▶ **Written task**: Output every line below without omitting or altering anything.

▶ **Material provided**:

════════════════════

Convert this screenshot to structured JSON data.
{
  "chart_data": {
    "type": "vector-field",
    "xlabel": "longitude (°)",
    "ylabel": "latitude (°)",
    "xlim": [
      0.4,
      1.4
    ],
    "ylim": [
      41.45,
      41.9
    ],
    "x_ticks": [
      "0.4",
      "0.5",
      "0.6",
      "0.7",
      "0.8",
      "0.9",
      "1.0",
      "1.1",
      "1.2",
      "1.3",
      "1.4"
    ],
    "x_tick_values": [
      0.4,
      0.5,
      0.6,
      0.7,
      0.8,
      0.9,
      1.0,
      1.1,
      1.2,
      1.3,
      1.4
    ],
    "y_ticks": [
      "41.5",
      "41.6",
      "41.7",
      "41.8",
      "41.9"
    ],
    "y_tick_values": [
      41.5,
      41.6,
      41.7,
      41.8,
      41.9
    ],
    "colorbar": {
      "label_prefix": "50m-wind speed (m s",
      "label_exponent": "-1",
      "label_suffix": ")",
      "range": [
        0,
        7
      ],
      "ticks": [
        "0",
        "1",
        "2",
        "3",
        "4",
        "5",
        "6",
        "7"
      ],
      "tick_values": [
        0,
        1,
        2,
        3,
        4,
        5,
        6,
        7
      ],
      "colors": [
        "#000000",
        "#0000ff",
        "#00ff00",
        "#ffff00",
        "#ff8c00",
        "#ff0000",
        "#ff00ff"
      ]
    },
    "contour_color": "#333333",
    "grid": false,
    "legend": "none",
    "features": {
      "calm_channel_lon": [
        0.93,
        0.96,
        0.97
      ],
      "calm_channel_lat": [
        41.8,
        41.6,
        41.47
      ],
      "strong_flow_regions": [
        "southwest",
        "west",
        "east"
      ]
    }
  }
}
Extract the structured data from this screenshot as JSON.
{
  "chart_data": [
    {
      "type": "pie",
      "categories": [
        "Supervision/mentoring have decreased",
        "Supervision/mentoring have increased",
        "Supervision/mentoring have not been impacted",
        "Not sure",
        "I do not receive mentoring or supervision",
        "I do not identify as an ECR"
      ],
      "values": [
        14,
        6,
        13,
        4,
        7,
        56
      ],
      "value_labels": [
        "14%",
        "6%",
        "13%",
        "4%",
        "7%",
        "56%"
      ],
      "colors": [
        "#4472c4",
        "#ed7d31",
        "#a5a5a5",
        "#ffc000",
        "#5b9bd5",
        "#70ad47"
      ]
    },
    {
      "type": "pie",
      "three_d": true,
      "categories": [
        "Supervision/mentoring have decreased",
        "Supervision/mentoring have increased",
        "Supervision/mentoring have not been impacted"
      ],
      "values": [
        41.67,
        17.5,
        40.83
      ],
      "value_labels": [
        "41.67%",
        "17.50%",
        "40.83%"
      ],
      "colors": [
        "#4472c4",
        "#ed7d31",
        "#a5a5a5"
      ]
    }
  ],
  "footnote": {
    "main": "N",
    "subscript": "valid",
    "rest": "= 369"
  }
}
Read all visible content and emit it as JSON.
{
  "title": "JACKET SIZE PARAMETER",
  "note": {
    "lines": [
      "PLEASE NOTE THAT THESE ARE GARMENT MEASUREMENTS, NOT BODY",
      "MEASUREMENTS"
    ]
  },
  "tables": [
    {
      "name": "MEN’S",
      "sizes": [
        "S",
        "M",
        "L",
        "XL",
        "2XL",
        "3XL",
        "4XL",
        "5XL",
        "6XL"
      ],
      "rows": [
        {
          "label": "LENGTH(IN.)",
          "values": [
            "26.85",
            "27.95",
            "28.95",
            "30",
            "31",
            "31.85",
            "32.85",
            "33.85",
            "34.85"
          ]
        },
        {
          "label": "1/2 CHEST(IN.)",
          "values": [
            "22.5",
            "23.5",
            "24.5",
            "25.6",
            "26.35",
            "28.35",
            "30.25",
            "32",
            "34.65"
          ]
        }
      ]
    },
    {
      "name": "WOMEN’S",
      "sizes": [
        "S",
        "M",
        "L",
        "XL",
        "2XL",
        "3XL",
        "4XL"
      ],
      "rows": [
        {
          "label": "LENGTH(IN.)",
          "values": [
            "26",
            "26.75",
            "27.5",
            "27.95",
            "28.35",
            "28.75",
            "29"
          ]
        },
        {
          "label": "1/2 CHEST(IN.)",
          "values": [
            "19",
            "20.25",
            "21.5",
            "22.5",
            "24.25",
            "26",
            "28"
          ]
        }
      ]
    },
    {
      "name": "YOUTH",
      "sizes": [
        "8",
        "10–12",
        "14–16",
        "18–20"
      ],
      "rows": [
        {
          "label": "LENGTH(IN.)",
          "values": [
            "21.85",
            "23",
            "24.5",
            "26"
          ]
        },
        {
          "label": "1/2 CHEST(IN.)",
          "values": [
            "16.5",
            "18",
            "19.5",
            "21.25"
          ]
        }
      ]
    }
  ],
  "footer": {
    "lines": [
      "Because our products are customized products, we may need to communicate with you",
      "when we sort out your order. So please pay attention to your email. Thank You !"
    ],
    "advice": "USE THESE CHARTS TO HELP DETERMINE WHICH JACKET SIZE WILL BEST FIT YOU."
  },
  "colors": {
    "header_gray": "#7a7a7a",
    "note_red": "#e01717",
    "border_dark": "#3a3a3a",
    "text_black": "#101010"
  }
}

════════════════════

▶ **Result of the exercise**:
Convert this screenshot to structured JSON data.
{
  "chart_data": {
    "type": "vector-field",
    "xlabel": "longitude (°)",
    "ylabel": "latitude (°)",
    "xlim": [
      0.4,
      1.4
    ],
    "ylim": [
      41.45,
      41.9
    ],
    "x_ticks": [
      "0.4",
      "0.5",
      "0.6",
      "0.7",
      "0.8",
      "0.9",
      "1.0",
      "1.1",
      "1.2",
      "1.3",
      "1.4"
    ],
    "x_tick_values": [
      0.4,
      0.5,
      0.6,
      0.7,
      0.8,
      0.9,
      1.0,
      1.1,
      1.2,
      1.3,
      1.4
    ],
    "y_ticks": [
      "41.5",
      "41.6",
      "41.7",
      "41.8",
      "41.9"
    ],
    "y_tick_values": [
      41.5,
      41.6,
      41.7,
      41.8,
      41.9
    ],
    "colorbar": {
      "label_prefix": "50m-wind speed (m s",
      "label_exponent": "-1",
      "label_suffix": ")",
      "range": [
        0,
        7
      ],
      "ticks": [
        "0",
        "1",
        "2",
        "3",
        "4",
        "5",
        "6",
        "7"
      ],
      "tick_values": [
        0,
        1,
        2,
        3,
        4,
        5,
        6,
        7
      ],
      "colors": [
        "#000000",
        "#0000ff",
        "#00ff00",
        "#ffff00",
        "#ff8c00",
        "#ff0000",
        "#ff00ff"
      ]
    },
    "contour_color": "#333333",
    "grid": false,
    "legend": "none",
    "features": {
      "calm_channel_lon": [
        0.93,
        0.96,
        0.97
      ],
      "calm_channel_lat": [
        41.8,
        41.6,
        41.47
      ],
      "strong_flow_regions": [
        "southwest",
        "west",
        "east"
      ]
    }
  }
}
Extract the structured data from this screenshot as JSON.
{
  "chart_data": [
    {
      "type": "pie",
      "categories": [
        "Supervision/mentoring have decreased",
        "Supervision/mentoring have increased",
        "Supervision/mentoring have not been impacted",
        "Not sure",
        "I do not receive mentoring or supervision",
        "I do not identify as an ECR"
      ],
      "values": [
        14,
        6,
        13,
        4,
        7,
        56
      ],
      "value_labels": [
        "14%",
        "6%",
        "13%",
        "4%",
        "7%",
        "56%"
      ],
      "colors": [
        "#4472c4",
        "#ed7d31",
        "#a5a5a5",
        "#ffc000",
        "#5b9bd5",
        "#70ad47"
      ]
    },
    {
      "type": "pie",
      "three_d": true,
      "categories": [
        "Supervision/mentoring have decreased",
        "Supervision/mentoring have increased",
        "Supervision/mentoring have not been impacted"
      ],
      "values": [
        41.67,
        17.5,
        40.83
      ],
      "value_labels": [
        "41.67%",
        "17.50%",
        "40.83%"
      ],
      "colors": [
        "#4472c4",
        "#ed7d31",
        "#a5a5a5"
      ]
    }
  ],
  "footnote": {
    "main": "N",
    "subscript": "valid",
    "rest": "= 369"
  }
}
Read all visible content and emit it as JSON.
{
  "title": "JACKET SIZE PARAMETER",
  "note": {
    "lines": [
      "PLEASE NOTE THAT THESE ARE GARMENT MEASUREMENTS, NOT BODY",
      "MEASUREMENTS"
    ]
  },
  "tables": [
    {
      "name": "MEN’S",
      "sizes": [
        "S",
        "M",
        "L",
        "XL",
        "2XL",
        "3XL",
        "4XL",
        "5XL",
        "6XL"
      ],
      "rows": [
        {
          "label": "LENGTH(IN.)",
          "values": [
            "26.85",
            "27.95",
            "28.95",
            "30",
            "31",
            "31.85",
            "32.85",
            "33.85",
            "34.85"
          ]
        },
        {
          "label": "1/2 CHEST(IN.)",
          "values": [
            "22.5",
            "23.5",
            "24.5",
            "25.6",
            "26.35",
            "28.35",
            "30.25",
            "32",
            "34.65"
          ]
        }
      ]
    },
    {
      "name": "WOMEN’S",
      "sizes": [
        "S",
        "M",
        "L",
        "XL",
        "2XL",
        "3XL",
        "4XL"
      ],
      "rows": [
        {
          "label": "LENGTH(IN.)",
          "values": [
            "26",
            "26.75",
            "27.5",
            "27.95",
            "28.35",
            "28.75",
            "29"
          ]
        },
        {
          "label": "1/2 CHEST(IN.)",
          "values": [
            "19",
            "20.25",
            "21.5",
            "22.5",
            "24.25",
            "26",
            "28"
          ]
        }
      ]
    },
    {
      "name": "YOUTH",
      "sizes": [
        "8",
        "10–12",
        "14–16",
        "18–20"
      ],
      "rows": [
        {
          "label": "LENGTH(IN.)",
          "values": [
            "21.85",
            "23",
            "24.5",
            "26"
          ]
        },
        {
          "label": "1/2 CHEST(IN.)",
          "values": [
            "16.5",
            "18",
            "19.5",
            "21.25"
          ]
        }
      ]
    }
  ],
  "footer": {
    "lines": [
      "Because our products are customized products, we may need to communicate with you",
      "when we sort out your order. So please pay attention to your email. Thank You !"
    ],
    "advice": "USE THESE CHARTS TO HELP DETERMINE WHICH JACKET SIZE WILL BEST FIT YOU."
  },
  "colors": {
    "header_gray": "#7a7a7a",
    "note_red": "#e01717",
    "border_dark": "#3a3a3a",
    "text_black": "#101010"
  }
}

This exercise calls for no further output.